# Start of THE DATA

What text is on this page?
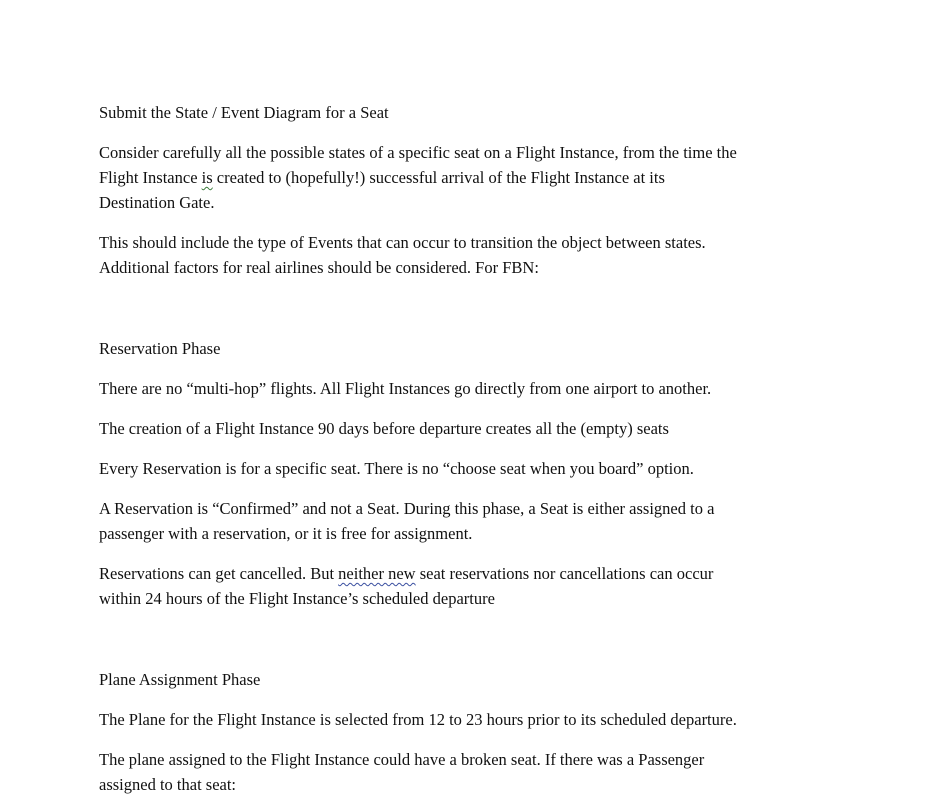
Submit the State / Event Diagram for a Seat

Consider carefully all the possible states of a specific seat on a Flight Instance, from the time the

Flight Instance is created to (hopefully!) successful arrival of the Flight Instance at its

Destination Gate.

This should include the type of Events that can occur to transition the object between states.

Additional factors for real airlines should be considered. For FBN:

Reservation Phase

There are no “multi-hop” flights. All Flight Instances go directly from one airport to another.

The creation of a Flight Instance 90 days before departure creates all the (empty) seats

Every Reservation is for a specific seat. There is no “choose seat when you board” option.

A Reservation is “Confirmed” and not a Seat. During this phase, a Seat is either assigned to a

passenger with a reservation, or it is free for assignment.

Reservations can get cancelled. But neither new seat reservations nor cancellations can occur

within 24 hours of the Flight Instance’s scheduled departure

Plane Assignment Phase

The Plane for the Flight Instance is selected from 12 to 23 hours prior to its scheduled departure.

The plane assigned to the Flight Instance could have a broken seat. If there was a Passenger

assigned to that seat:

# End of THE DATA

## TASK BRIEF
Pick out the lines containing the string "from" and show them.

## CORRECT RESPONSE
Consider carefully all the possible states of a specific seat on a Flight Instance, from the time the
There are no “multi-hop” flights. All Flight Instances go directly from one airport to another.
The Plane for the Flight Instance is selected from 12 to 23 hours prior to its scheduled departure.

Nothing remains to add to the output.